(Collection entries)
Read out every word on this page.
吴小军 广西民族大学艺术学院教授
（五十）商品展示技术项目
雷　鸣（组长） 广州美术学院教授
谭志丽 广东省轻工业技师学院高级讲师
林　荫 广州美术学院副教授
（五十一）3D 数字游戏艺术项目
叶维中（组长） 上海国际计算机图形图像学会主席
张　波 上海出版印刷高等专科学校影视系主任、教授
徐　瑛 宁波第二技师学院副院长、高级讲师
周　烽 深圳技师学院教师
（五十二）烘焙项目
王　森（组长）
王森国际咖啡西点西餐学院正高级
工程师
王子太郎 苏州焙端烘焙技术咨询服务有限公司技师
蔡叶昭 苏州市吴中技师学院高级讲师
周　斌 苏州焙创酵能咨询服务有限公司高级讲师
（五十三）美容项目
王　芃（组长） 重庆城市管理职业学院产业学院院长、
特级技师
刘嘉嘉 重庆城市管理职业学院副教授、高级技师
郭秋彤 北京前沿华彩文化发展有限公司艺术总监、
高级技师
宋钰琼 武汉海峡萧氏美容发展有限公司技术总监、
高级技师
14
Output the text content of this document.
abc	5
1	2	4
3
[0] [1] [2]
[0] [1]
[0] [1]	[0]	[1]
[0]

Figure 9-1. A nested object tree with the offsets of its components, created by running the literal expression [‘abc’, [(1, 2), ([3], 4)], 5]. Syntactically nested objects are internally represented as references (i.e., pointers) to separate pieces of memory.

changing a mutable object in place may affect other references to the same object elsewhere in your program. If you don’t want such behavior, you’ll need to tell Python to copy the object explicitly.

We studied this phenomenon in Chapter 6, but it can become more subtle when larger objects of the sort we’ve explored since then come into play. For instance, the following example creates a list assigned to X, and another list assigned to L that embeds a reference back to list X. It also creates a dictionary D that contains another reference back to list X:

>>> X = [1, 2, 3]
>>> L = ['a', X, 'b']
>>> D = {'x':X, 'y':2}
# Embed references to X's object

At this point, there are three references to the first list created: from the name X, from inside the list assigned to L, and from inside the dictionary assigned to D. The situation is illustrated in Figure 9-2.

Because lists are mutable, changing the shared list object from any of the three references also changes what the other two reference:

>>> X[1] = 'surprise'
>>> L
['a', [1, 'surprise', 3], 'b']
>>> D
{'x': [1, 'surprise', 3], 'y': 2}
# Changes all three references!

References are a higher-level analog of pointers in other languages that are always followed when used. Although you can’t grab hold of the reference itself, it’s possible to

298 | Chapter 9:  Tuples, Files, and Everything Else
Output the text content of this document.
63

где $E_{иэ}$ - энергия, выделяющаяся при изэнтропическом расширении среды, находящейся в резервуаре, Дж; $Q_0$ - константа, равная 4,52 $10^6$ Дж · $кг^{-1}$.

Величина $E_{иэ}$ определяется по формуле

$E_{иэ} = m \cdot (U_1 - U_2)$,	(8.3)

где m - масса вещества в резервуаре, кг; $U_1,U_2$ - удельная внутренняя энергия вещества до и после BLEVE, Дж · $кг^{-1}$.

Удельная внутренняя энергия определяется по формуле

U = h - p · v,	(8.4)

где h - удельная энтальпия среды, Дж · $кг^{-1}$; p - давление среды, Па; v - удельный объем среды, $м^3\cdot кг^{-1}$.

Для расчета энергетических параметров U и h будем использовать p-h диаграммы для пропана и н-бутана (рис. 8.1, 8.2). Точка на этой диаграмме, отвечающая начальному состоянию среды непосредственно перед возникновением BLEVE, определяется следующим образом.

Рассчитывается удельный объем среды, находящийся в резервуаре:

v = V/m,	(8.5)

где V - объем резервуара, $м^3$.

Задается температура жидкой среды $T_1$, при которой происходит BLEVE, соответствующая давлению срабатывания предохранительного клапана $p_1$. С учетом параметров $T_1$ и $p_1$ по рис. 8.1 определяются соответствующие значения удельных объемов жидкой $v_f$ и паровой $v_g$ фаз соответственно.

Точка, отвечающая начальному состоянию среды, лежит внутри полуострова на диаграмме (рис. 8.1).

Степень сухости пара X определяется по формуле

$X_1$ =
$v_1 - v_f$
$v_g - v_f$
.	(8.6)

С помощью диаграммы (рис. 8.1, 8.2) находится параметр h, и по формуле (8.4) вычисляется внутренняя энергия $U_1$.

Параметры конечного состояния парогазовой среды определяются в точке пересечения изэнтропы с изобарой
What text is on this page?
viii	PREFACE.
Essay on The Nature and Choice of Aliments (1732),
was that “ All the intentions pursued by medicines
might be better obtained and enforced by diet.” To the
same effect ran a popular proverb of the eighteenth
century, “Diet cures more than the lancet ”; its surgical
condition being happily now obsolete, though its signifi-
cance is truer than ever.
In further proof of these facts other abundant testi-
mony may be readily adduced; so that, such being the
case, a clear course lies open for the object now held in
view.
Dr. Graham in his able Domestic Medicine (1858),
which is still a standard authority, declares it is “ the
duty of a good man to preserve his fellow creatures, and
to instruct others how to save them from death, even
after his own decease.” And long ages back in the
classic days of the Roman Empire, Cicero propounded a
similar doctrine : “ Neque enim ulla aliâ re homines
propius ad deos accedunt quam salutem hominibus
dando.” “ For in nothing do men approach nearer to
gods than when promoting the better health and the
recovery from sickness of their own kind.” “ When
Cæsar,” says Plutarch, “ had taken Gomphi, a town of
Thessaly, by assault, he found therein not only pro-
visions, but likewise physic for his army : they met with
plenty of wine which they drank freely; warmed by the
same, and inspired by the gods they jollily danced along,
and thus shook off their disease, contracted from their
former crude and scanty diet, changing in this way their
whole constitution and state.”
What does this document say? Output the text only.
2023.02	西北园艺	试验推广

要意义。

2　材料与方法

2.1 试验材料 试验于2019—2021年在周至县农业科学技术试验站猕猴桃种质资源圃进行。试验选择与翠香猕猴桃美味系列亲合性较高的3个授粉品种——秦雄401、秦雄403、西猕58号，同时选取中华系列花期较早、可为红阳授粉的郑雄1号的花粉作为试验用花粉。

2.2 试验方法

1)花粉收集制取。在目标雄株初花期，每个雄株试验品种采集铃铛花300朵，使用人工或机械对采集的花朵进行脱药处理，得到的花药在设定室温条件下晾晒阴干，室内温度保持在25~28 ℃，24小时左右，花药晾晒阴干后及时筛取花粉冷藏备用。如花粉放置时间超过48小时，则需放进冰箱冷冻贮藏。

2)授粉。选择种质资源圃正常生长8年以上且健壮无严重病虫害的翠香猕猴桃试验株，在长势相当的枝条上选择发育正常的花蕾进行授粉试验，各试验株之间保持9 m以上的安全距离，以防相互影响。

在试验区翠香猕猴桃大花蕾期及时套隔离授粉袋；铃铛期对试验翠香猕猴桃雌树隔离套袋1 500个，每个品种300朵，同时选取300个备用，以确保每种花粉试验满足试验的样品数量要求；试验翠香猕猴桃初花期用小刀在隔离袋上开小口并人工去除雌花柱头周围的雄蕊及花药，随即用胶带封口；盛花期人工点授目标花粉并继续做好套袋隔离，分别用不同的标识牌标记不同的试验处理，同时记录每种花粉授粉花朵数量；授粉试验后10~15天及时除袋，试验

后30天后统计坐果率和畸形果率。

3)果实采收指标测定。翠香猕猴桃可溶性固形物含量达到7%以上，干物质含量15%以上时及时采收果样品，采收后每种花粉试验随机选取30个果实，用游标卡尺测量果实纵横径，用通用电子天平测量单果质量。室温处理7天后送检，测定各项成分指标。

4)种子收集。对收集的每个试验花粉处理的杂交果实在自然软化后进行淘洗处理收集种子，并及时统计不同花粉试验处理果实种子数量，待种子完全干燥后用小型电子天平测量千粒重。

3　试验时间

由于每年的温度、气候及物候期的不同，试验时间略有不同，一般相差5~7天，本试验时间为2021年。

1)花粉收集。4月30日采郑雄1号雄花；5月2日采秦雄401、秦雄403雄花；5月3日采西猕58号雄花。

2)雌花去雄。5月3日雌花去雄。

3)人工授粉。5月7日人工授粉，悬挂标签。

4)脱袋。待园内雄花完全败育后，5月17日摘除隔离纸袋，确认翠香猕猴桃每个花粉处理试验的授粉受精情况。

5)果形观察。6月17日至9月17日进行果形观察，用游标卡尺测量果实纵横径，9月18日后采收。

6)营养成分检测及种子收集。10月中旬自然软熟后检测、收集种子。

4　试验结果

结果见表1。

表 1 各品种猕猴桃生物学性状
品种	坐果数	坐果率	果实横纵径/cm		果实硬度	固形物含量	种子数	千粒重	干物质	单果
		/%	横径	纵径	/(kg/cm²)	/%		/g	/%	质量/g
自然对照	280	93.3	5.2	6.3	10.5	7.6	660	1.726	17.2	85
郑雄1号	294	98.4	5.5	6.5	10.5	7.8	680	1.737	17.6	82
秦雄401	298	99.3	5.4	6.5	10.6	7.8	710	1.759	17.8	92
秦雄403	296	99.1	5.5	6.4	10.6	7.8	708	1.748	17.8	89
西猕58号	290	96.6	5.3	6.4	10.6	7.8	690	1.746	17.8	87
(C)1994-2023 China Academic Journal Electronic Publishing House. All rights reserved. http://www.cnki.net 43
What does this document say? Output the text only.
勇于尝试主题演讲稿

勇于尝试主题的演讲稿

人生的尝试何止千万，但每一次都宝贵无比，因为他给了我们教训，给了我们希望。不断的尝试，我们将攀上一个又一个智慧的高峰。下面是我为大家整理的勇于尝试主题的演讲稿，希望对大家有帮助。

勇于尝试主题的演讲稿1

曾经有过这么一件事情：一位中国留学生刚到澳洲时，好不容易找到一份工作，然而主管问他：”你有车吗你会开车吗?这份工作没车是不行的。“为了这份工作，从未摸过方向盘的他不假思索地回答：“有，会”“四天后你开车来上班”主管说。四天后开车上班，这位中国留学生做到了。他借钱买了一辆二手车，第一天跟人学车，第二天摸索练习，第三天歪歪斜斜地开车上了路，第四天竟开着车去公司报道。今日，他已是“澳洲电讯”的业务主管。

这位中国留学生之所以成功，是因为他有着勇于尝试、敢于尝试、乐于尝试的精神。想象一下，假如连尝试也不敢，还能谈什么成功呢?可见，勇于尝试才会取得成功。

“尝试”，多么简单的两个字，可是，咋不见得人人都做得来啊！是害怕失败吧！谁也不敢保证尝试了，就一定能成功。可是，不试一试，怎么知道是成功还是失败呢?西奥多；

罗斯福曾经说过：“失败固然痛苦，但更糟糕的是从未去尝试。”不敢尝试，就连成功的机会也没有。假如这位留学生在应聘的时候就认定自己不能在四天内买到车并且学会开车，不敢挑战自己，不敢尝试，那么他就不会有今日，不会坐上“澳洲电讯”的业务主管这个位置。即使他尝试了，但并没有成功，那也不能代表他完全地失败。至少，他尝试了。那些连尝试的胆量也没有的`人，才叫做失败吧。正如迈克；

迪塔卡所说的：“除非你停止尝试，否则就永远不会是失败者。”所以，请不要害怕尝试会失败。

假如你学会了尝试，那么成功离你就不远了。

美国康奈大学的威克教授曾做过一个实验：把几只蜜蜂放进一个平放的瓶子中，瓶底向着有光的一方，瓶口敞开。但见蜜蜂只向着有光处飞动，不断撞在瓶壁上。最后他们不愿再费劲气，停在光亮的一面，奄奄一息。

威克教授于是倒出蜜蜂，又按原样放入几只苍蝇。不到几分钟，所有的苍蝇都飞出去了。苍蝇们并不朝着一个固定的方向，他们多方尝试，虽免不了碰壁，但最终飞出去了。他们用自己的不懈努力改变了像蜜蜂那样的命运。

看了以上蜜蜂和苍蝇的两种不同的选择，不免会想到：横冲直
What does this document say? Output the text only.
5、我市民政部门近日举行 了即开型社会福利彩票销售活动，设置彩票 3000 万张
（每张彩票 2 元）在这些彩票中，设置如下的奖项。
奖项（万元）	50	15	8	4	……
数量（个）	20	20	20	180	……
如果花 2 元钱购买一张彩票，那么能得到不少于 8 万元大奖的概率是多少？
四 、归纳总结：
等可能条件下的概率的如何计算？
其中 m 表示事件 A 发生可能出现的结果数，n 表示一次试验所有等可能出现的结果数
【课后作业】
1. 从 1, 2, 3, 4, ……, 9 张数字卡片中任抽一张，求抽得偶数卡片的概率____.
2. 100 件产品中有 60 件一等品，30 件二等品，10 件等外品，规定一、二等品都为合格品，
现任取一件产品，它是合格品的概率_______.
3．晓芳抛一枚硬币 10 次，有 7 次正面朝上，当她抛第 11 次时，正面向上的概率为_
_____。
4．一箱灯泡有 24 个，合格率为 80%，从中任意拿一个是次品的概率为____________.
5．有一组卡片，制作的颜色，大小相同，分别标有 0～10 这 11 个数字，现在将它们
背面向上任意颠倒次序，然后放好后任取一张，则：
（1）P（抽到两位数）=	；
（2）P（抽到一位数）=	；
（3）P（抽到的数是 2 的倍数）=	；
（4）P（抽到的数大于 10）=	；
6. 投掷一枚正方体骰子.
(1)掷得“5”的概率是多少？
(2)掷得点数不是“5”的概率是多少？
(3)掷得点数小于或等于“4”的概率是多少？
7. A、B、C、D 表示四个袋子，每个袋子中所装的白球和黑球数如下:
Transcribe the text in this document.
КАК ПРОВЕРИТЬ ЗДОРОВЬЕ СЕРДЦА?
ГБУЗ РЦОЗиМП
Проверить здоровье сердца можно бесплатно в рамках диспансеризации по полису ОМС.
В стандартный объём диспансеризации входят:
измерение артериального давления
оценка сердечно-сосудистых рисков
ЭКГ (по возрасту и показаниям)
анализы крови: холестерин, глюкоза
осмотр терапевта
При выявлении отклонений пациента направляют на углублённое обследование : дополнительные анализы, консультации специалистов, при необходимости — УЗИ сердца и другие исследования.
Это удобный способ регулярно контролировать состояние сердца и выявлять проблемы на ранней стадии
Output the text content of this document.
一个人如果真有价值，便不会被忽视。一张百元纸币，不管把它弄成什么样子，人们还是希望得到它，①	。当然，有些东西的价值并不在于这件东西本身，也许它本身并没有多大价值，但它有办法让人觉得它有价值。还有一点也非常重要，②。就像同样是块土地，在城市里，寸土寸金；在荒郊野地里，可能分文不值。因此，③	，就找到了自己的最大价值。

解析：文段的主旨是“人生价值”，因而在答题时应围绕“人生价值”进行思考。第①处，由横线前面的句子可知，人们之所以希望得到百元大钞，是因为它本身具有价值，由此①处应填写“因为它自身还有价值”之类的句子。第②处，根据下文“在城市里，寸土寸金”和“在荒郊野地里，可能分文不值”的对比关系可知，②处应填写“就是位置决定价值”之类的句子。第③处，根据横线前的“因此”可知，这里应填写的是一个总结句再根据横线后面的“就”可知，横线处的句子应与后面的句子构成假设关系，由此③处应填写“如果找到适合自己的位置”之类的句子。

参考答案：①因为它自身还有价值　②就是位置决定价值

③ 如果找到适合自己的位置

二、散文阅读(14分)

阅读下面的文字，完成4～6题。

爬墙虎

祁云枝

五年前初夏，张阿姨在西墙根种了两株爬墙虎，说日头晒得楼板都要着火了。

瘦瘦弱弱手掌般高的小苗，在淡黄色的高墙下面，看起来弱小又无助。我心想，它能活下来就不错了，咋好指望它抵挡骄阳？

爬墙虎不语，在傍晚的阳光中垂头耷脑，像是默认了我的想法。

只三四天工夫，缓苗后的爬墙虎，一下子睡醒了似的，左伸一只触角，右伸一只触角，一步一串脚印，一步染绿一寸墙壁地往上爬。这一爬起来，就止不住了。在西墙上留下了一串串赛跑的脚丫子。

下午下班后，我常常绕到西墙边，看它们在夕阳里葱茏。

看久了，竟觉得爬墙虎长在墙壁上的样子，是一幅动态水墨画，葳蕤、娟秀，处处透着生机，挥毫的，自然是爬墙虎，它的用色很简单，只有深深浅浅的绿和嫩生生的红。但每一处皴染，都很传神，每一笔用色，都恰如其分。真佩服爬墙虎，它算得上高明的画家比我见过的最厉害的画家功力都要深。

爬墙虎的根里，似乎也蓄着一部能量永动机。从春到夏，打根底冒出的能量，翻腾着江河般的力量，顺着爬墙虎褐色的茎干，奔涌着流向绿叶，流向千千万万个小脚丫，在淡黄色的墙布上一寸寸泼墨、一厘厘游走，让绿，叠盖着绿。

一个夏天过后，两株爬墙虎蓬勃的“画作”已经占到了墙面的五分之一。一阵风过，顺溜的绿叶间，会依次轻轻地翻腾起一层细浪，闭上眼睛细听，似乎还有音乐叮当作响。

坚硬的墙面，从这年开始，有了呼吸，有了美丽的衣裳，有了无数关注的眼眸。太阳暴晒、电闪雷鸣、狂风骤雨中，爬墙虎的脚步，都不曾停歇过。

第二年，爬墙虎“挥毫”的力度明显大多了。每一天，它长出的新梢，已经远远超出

What you should do
Using the listing above, say how many of its lines contain the string "cdot", giving nothing but the figure.

Right answer
2